## WHAT THE TASK ASKS
Count every line that holds the string "avaluació", and report the number alone.

(Saved entries)
========================================================================

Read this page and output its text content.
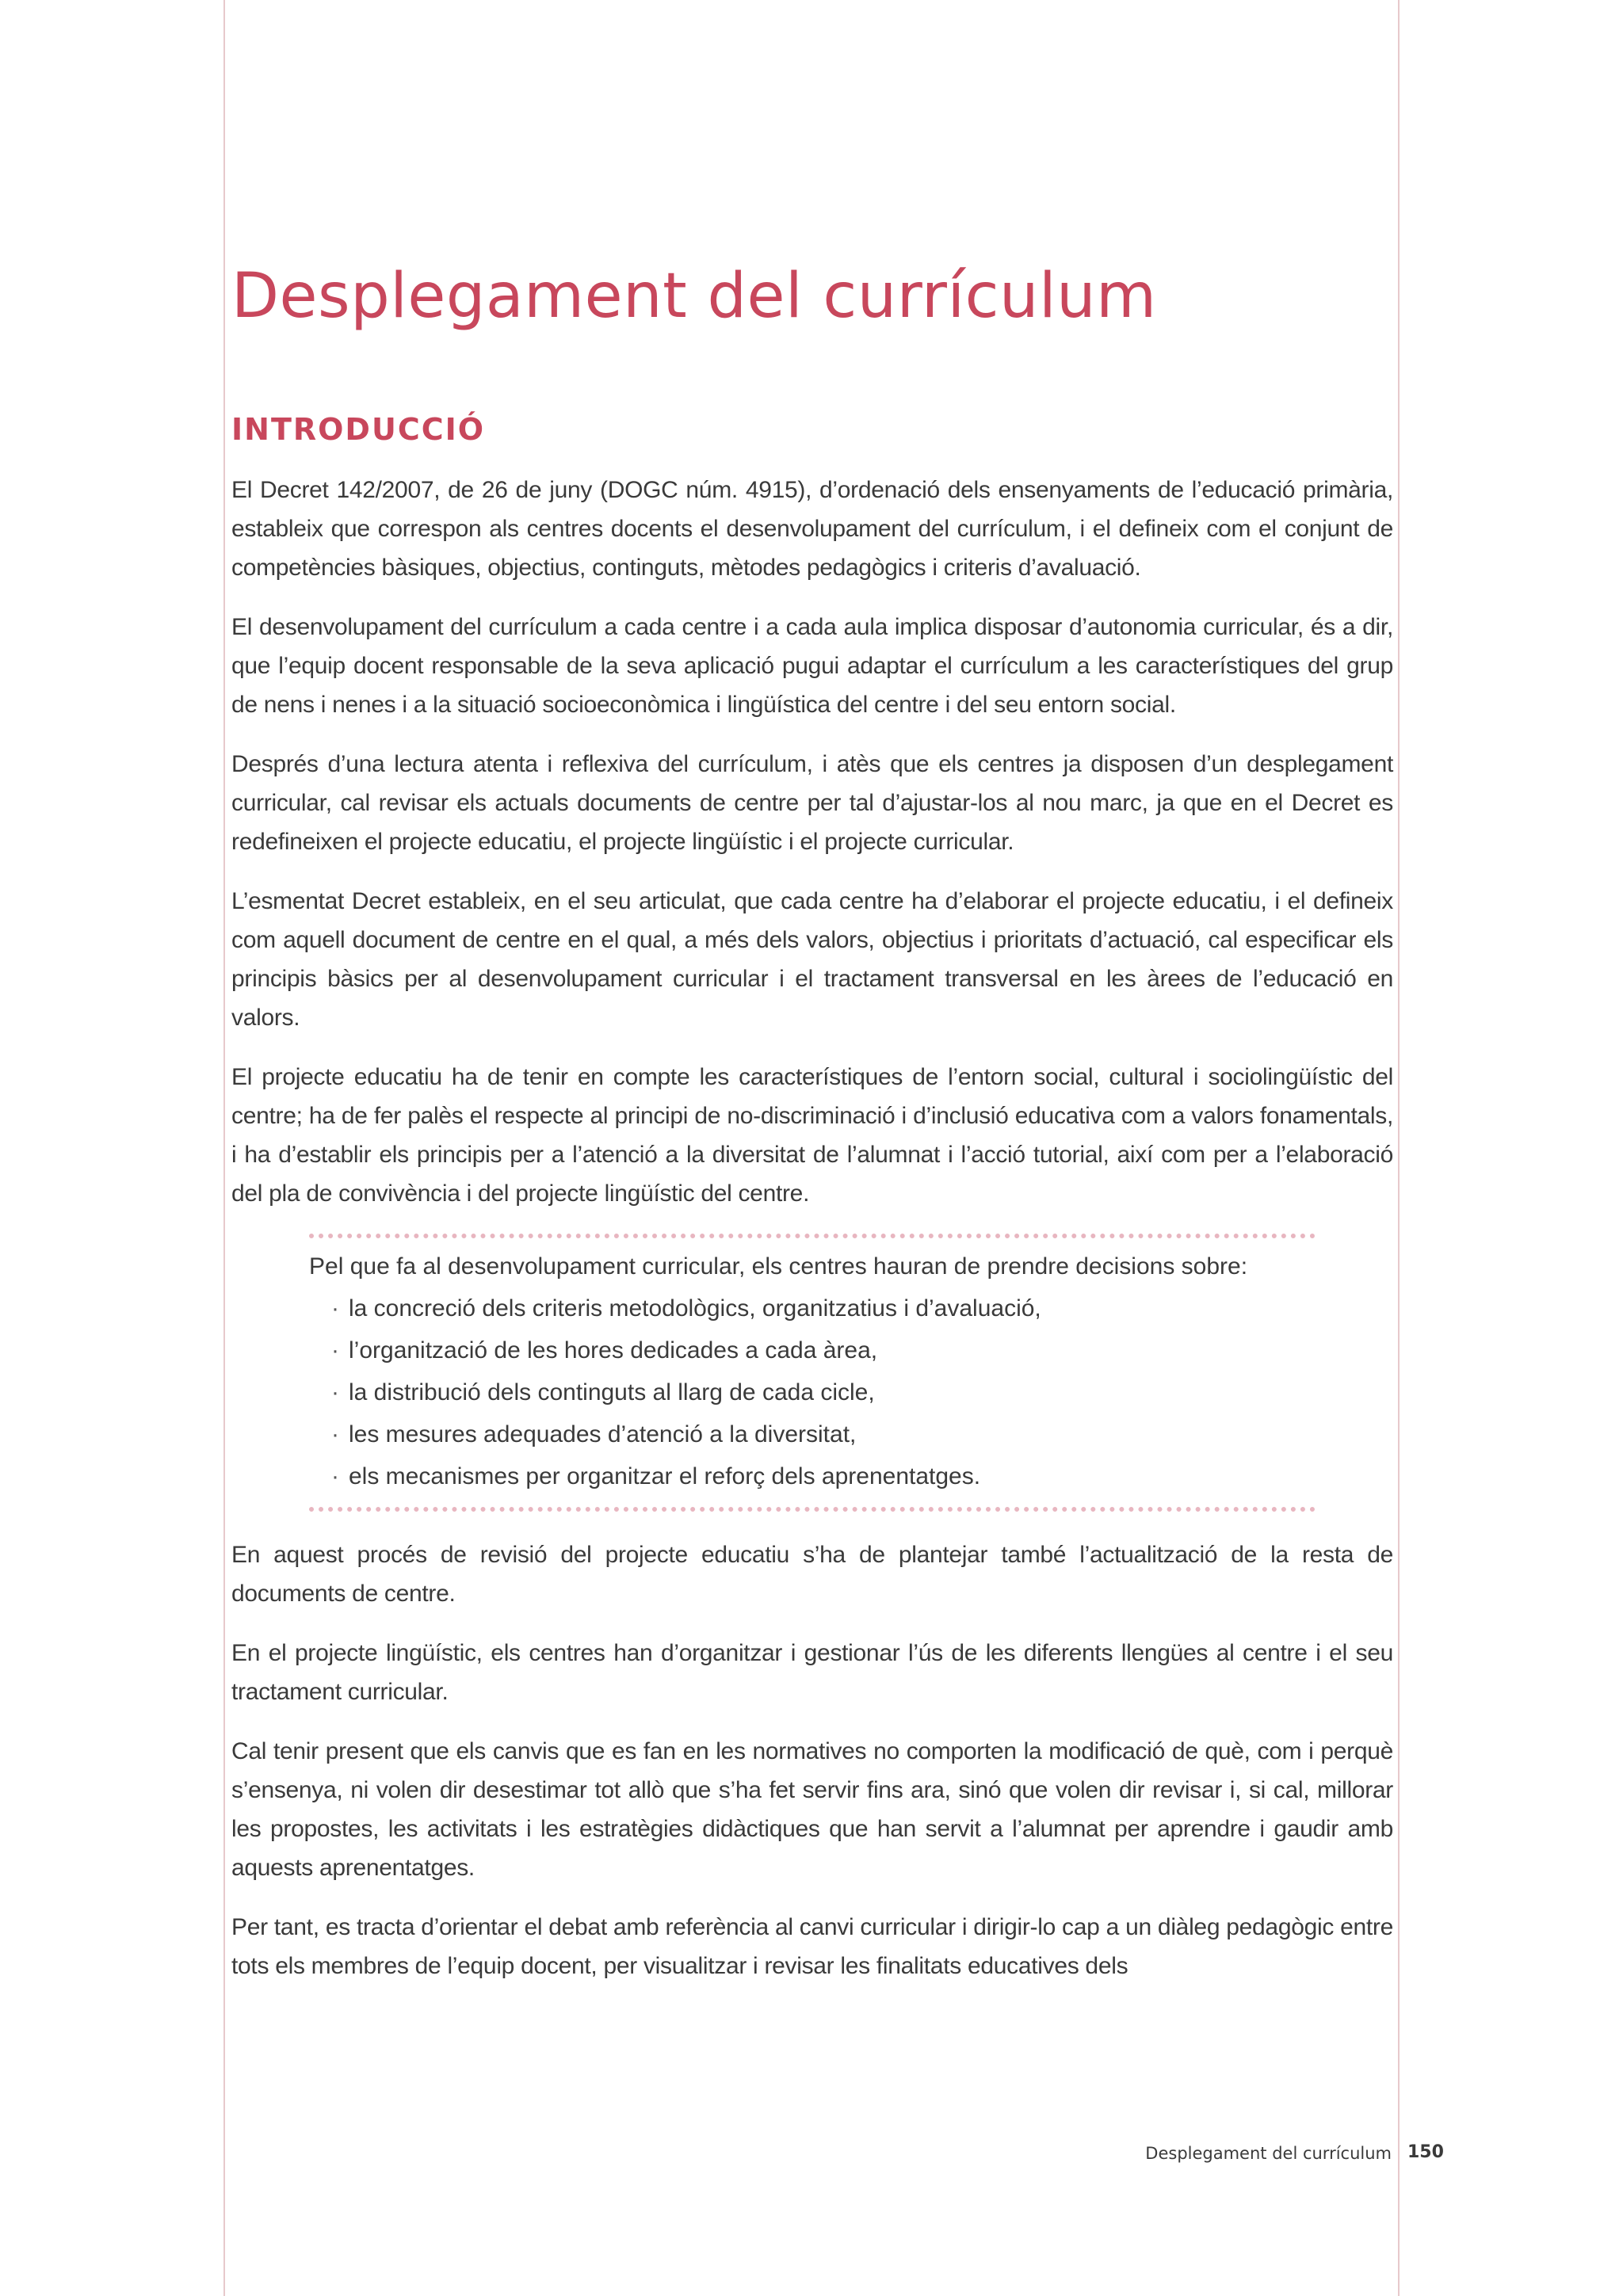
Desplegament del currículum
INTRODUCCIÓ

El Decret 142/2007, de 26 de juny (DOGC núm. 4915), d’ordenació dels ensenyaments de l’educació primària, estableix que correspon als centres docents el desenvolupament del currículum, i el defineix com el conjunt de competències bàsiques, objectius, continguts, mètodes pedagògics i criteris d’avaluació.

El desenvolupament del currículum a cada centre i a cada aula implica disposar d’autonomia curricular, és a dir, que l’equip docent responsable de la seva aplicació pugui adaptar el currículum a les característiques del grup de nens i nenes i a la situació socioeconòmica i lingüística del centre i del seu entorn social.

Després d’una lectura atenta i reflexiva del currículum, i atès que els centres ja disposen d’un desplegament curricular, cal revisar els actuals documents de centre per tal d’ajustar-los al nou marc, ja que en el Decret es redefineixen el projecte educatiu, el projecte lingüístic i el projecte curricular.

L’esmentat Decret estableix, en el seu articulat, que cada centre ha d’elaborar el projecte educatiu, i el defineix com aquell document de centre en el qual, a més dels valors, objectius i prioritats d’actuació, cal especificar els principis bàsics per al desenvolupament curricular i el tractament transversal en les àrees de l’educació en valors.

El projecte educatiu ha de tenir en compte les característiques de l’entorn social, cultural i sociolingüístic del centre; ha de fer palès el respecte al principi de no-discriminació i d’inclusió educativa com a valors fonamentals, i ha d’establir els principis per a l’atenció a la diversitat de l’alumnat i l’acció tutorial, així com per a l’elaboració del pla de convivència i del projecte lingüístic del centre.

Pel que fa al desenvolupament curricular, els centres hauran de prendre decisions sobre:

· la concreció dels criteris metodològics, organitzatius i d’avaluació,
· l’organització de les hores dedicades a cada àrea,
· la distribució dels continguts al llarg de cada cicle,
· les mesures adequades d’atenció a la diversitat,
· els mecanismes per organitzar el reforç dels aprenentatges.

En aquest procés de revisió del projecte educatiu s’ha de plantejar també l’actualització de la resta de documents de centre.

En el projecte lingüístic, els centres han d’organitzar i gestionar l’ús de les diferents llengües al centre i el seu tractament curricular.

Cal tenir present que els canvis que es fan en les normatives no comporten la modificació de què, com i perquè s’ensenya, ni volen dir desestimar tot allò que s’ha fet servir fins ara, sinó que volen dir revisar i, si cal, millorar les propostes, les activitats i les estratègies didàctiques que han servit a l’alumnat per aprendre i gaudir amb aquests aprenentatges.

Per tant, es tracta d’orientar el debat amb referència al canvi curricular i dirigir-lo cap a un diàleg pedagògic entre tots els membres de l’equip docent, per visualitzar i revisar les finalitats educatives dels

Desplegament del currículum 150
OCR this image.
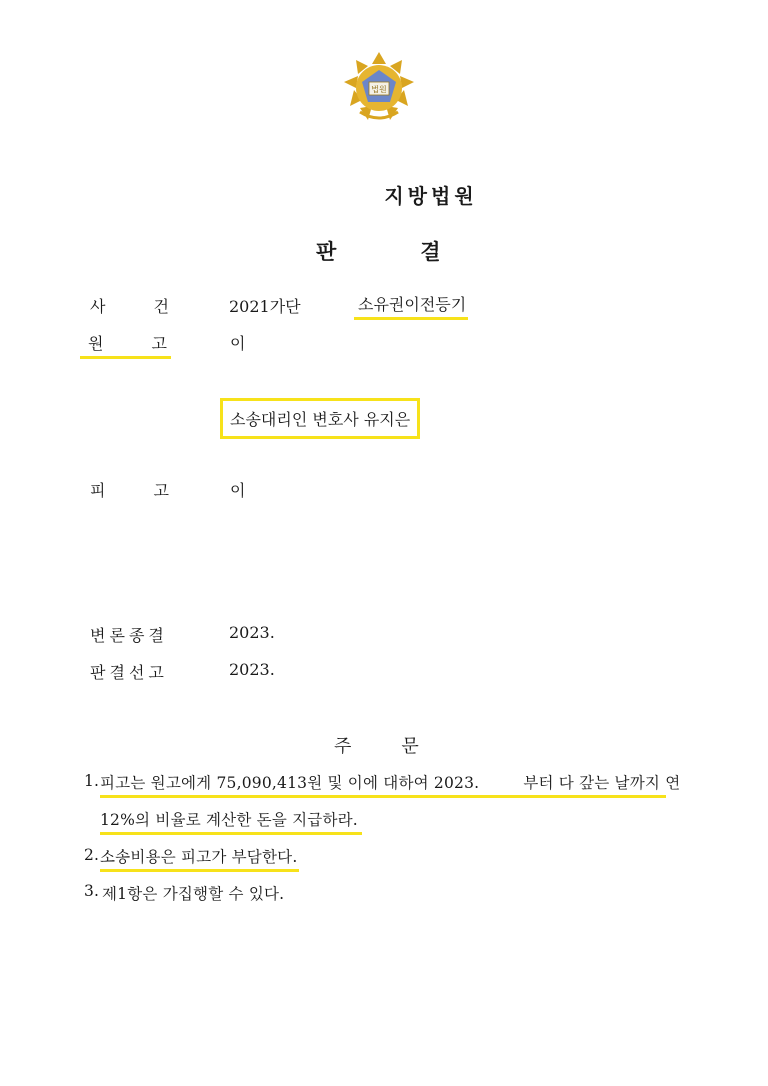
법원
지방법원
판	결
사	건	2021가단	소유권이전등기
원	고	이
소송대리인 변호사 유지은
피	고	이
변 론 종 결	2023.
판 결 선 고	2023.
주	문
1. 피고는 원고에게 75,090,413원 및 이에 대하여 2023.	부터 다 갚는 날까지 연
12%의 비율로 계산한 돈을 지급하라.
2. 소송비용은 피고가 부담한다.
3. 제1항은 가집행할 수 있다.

========================================================================

## RESPONSE
2